▸ Exercise: Only the pictures are left out: repeat the rest of the entries exactly.

▸ Information supplied:
-- start --
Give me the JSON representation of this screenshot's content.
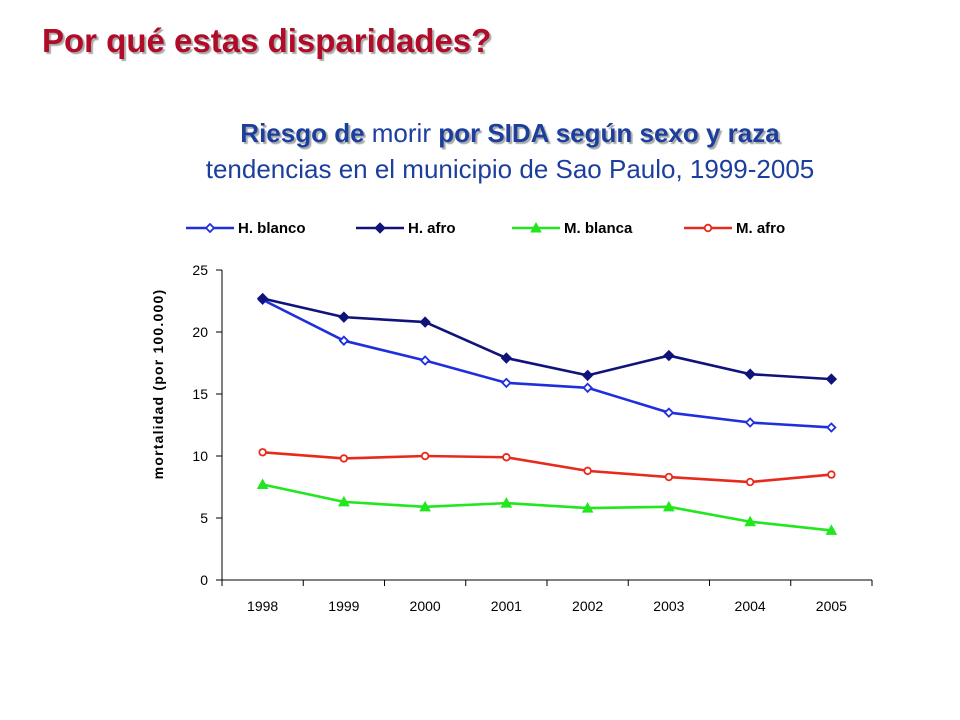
{
  "slide": {
    "title": "Por qué estas disparidades?",
    "subtitle": {
      "part1": "Riesgo de",
      "part2": " morir ",
      "part3": "por SIDA según sexo y raza",
      "line2": "tendencias en el municipio de Sao Paulo, 1999-2005"
    }
  },
  "colors": {
    "title": "#b00b28",
    "subtitle": "#1c3f9e"
  },
  "chart_data": {
    "type": "line",
    "x": [
      "1998",
      "1999",
      "2000",
      "2001",
      "2002",
      "2003",
      "2004",
      "2005"
    ],
    "ylabel": "mortalidad (por 100.000)",
    "xlabel": "",
    "ylim": [
      0,
      25
    ],
    "yticks": [
      0,
      5,
      10,
      15,
      20,
      25
    ],
    "legend_position": "top",
    "grid": false,
    "series": [
      {
        "name": "H. blanco",
        "color": "#1f2fdc",
        "marker": "diamond-open",
        "values": [
          22.6,
          19.3,
          17.7,
          15.9,
          15.5,
          13.5,
          12.7,
          12.3
        ]
      },
      {
        "name": "H. afro",
        "color": "#10137a",
        "marker": "diamond-filled",
        "values": [
          22.7,
          21.2,
          20.8,
          17.9,
          16.5,
          18.1,
          16.6,
          16.2
        ]
      },
      {
        "name": "M. blanca",
        "color": "#22e61e",
        "marker": "triangle",
        "values": [
          7.7,
          6.3,
          5.9,
          6.2,
          5.8,
          5.9,
          4.7,
          4.0
        ]
      },
      {
        "name": "M. afro",
        "color": "#e82a1c",
        "marker": "circle-open",
        "values": [
          10.3,
          9.8,
          10.0,
          9.9,
          8.8,
          8.3,
          7.9,
          8.5
        ]
      }
    ]
  }
}
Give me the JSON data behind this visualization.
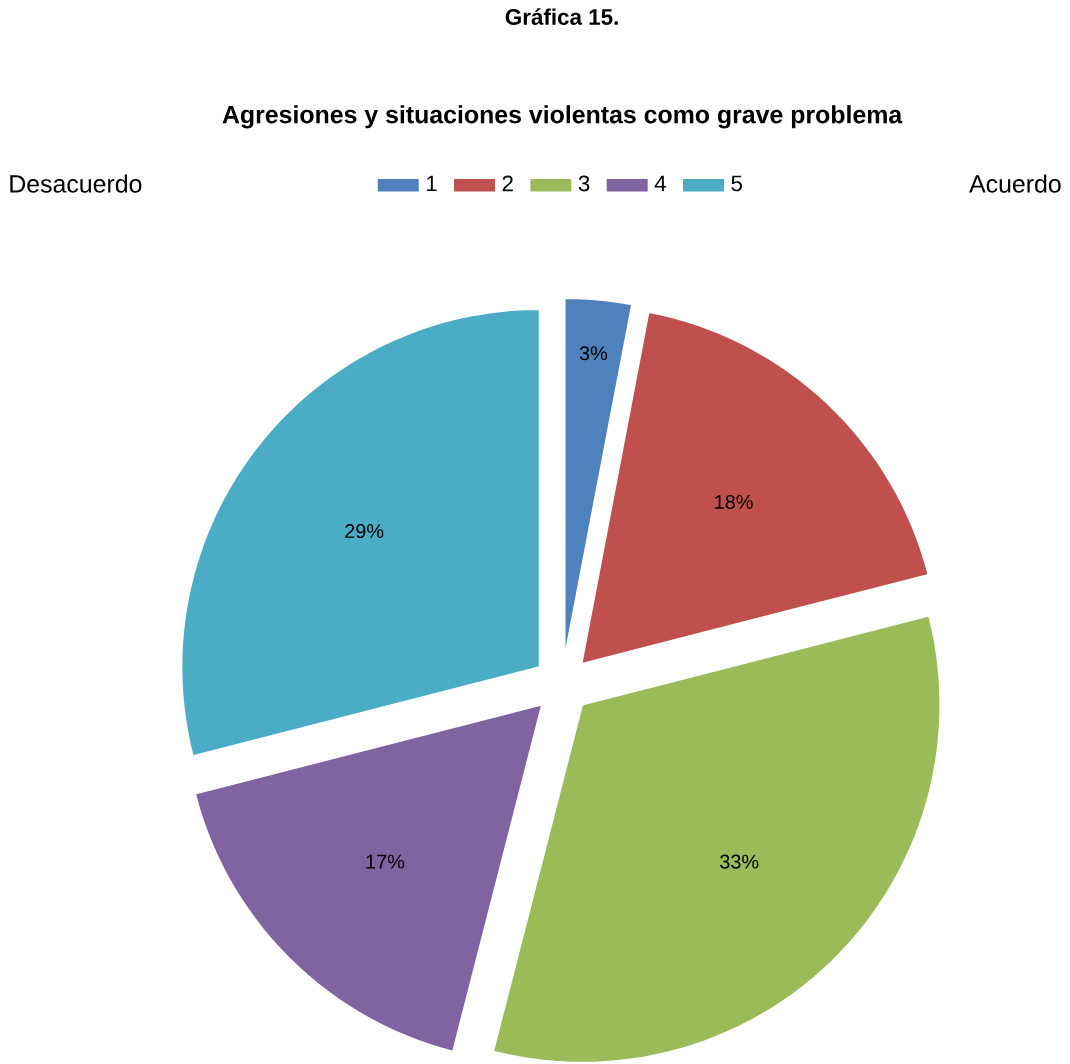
{
  "chart_data": {
    "type": "pie",
    "title": "Gráfica 15.",
    "subtitle": "Agresiones y situaciones violentas como grave problema",
    "categories": [
      "1",
      "2",
      "3",
      "4",
      "5"
    ],
    "values": [
      3,
      18,
      33,
      17,
      29
    ],
    "colors": [
      "#4f81bd",
      "#c0504d",
      "#9bbb59",
      "#8064a2",
      "#4bacc6"
    ],
    "value_labels": [
      "3%",
      "18%",
      "33%",
      "17%",
      "29%"
    ],
    "legend": "top",
    "annotations": [
      "Desacuerdo",
      "Acuerdo"
    ]
  }
}
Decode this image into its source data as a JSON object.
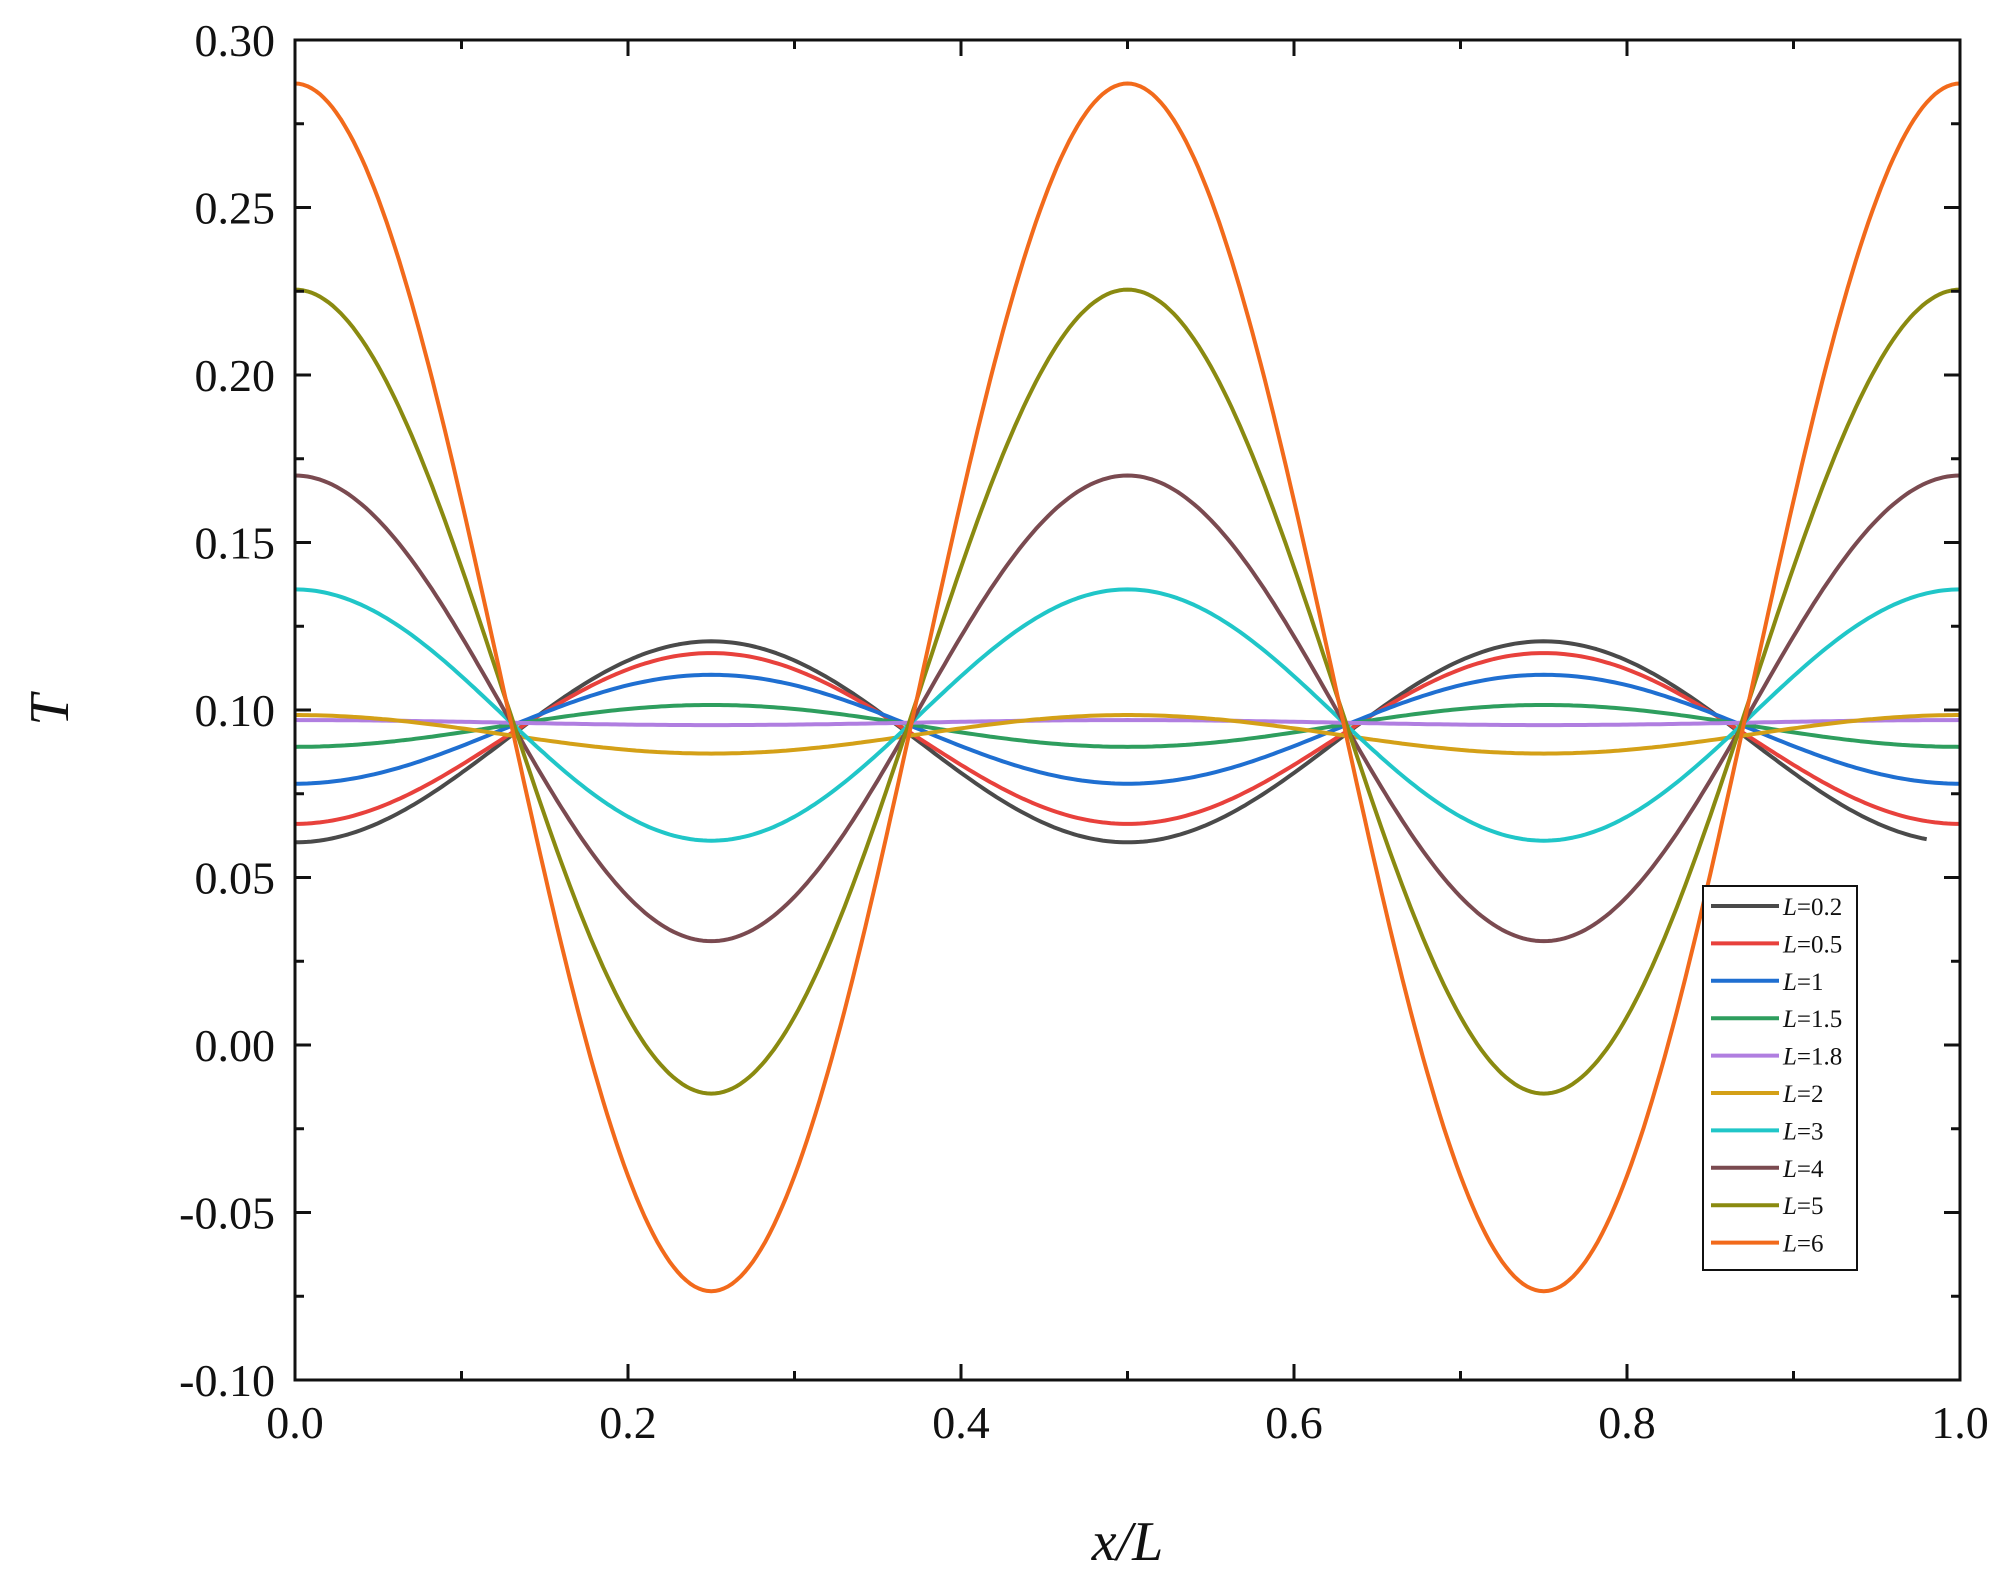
{
  "chart_data": {
    "type": "line",
    "xlabel": "x/L",
    "ylabel": "T",
    "xlim": [
      0.0,
      1.0
    ],
    "ylim": [
      -0.1,
      0.3
    ],
    "xticks": [
      "0.0",
      "0.2",
      "0.4",
      "0.6",
      "0.8",
      "1.0"
    ],
    "yticks": [
      "-0.10",
      "-0.05",
      "0.00",
      "0.05",
      "0.10",
      "0.15",
      "0.20",
      "0.25",
      "0.30"
    ],
    "grid": false,
    "legend_position": "lower-right",
    "series": [
      {
        "name": "L=0.2",
        "label_var": "L",
        "label_val": "=0.2",
        "color": "#4a4a4a",
        "edge": 0.0605,
        "center": 0.1205,
        "x_end": 0.98
      },
      {
        "name": "L=0.5",
        "label_var": "L",
        "label_val": "=0.5",
        "color": "#e8413c",
        "edge": 0.066,
        "center": 0.117,
        "x_end": 1.0
      },
      {
        "name": "L=1",
        "label_var": "L",
        "label_val": "=1",
        "color": "#1f6fd1",
        "edge": 0.078,
        "center": 0.1105,
        "x_end": 1.0
      },
      {
        "name": "L=1.5",
        "label_var": "L",
        "label_val": "=1.5",
        "color": "#2e9e5e",
        "edge": 0.089,
        "center": 0.1015,
        "x_end": 1.0
      },
      {
        "name": "L=1.8",
        "label_var": "L",
        "label_val": "=1.8",
        "color": "#b07ee0",
        "edge": 0.097,
        "center": 0.0955,
        "x_end": 1.0
      },
      {
        "name": "L=2",
        "label_var": "L",
        "label_val": "=2",
        "color": "#d4a017",
        "edge": 0.0985,
        "center": 0.087,
        "x_end": 1.0
      },
      {
        "name": "L=3",
        "label_var": "L",
        "label_val": "=3",
        "color": "#20c6c8",
        "edge": 0.136,
        "center": 0.061,
        "x_end": 1.0
      },
      {
        "name": "L=4",
        "label_var": "L",
        "label_val": "=4",
        "color": "#7a4a50",
        "edge": 0.17,
        "center": 0.031,
        "x_end": 1.0
      },
      {
        "name": "L=5",
        "label_var": "L",
        "label_val": "=5",
        "color": "#8a8a10",
        "edge": 0.2255,
        "center": -0.0145,
        "x_end": 1.0
      },
      {
        "name": "L=6",
        "label_var": "L",
        "label_val": "=6",
        "color": "#f26a1b",
        "edge": 0.287,
        "center": -0.0735,
        "x_end": 1.0
      }
    ]
  }
}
-- end --
▸ Output of the exercise:
Give me the JSON representation of this screenshot's content.
{
  "slide": {
    "title": "Por qué estas disparidades?",
    "subtitle": {
      "part1": "Riesgo de",
      "part2": " morir ",
      "part3": "por SIDA según sexo y raza",
      "line2": "tendencias en el municipio de Sao Paulo, 1999-2005"
    }
  },
  "colors": {
    "title": "#b00b28",
    "subtitle": "#1c3f9e"
  },
  "chart_data": {
    "type": "line",
    "x": [
      "1998",
      "1999",
      "2000",
      "2001",
      "2002",
      "2003",
      "2004",
      "2005"
    ],
    "ylabel": "mortalidad (por 100.000)",
    "xlabel": "",
    "ylim": [
      0,
      25
    ],
    "yticks": [
      0,
      5,
      10,
      15,
      20,
      25
    ],
    "legend_position": "top",
    "grid": false,
    "series": [
      {
        "name": "H. blanco",
        "color": "#1f2fdc",
        "marker": "diamond-open",
        "values": [
          22.6,
          19.3,
          17.7,
          15.9,
          15.5,
          13.5,
          12.7,
          12.3
        ]
      },
      {
        "name": "H. afro",
        "color": "#10137a",
        "marker": "diamond-filled",
        "values": [
          22.7,
          21.2,
          20.8,
          17.9,
          16.5,
          18.1,
          16.6,
          16.2
        ]
      },
      {
        "name": "M. blanca",
        "color": "#22e61e",
        "marker": "triangle",
        "values": [
          7.7,
          6.3,
          5.9,
          6.2,
          5.8,
          5.9,
          4.7,
          4.0
        ]
      },
      {
        "name": "M. afro",
        "color": "#e82a1c",
        "marker": "circle-open",
        "values": [
          10.3,
          9.8,
          10.0,
          9.9,
          8.8,
          8.3,
          7.9,
          8.5
        ]
      }
    ]
  }
}
Give me the JSON data behind this visualization.
{
  "chart_data": {
    "type": "pie",
    "title": "Gráfica 15.",
    "subtitle": "Agresiones y situaciones violentas como grave problema",
    "categories": [
      "1",
      "2",
      "3",
      "4",
      "5"
    ],
    "values": [
      3,
      18,
      33,
      17,
      29
    ],
    "colors": [
      "#4f81bd",
      "#c0504d",
      "#9bbb59",
      "#8064a2",
      "#4bacc6"
    ],
    "value_labels": [
      "3%",
      "18%",
      "33%",
      "17%",
      "29%"
    ],
    "legend": "top",
    "annotations": [
      "Desacuerdo",
      "Acuerdo"
    ]
  }
}
Decode this image into its source data as a JSON object.
{
  "chart_data": {
    "type": "line",
    "xlabel": "x/L",
    "ylabel": "T",
    "xlim": [
      0.0,
      1.0
    ],
    "ylim": [
      -0.1,
      0.3
    ],
    "xticks": [
      "0.0",
      "0.2",
      "0.4",
      "0.6",
      "0.8",
      "1.0"
    ],
    "yticks": [
      "-0.10",
      "-0.05",
      "0.00",
      "0.05",
      "0.10",
      "0.15",
      "0.20",
      "0.25",
      "0.30"
    ],
    "grid": false,
    "legend_position": "lower-right",
    "series": [
      {
        "name": "L=0.2",
        "label_var": "L",
        "label_val": "=0.2",
        "color": "#4a4a4a",
        "edge": 0.0605,
        "center": 0.1205,
        "x_end": 0.98
      },
      {
        "name": "L=0.5",
        "label_var": "L",
        "label_val": "=0.5",
        "color": "#e8413c",
        "edge": 0.066,
        "center": 0.117,
        "x_end": 1.0
      },
      {
        "name": "L=1",
        "label_var": "L",
        "label_val": "=1",
        "color": "#1f6fd1",
        "edge": 0.078,
        "center": 0.1105,
        "x_end": 1.0
      },
      {
        "name": "L=1.5",
        "label_var": "L",
        "label_val": "=1.5",
        "color": "#2e9e5e",
        "edge": 0.089,
        "center": 0.1015,
        "x_end": 1.0
      },
      {
        "name": "L=1.8",
        "label_var": "L",
        "label_val": "=1.8",
        "color": "#b07ee0",
        "edge": 0.097,
        "center": 0.0955,
        "x_end": 1.0
      },
      {
        "name": "L=2",
        "label_var": "L",
        "label_val": "=2",
        "color": "#d4a017",
        "edge": 0.0985,
        "center": 0.087,
        "x_end": 1.0
      },
      {
        "name": "L=3",
        "label_var": "L",
        "label_val": "=3",
        "color": "#20c6c8",
        "edge": 0.136,
        "center": 0.061,
        "x_end": 1.0
      },
      {
        "name": "L=4",
        "label_var": "L",
        "label_val": "=4",
        "color": "#7a4a50",
        "edge": 0.17,
        "center": 0.031,
        "x_end": 1.0
      },
      {
        "name": "L=5",
        "label_var": "L",
        "label_val": "=5",
        "color": "#8a8a10",
        "edge": 0.2255,
        "center": -0.0145,
        "x_end": 1.0
      },
      {
        "name": "L=6",
        "label_var": "L",
        "label_val": "=6",
        "color": "#f26a1b",
        "edge": 0.287,
        "center": -0.0735,
        "x_end": 1.0
      }
    ]
  }
}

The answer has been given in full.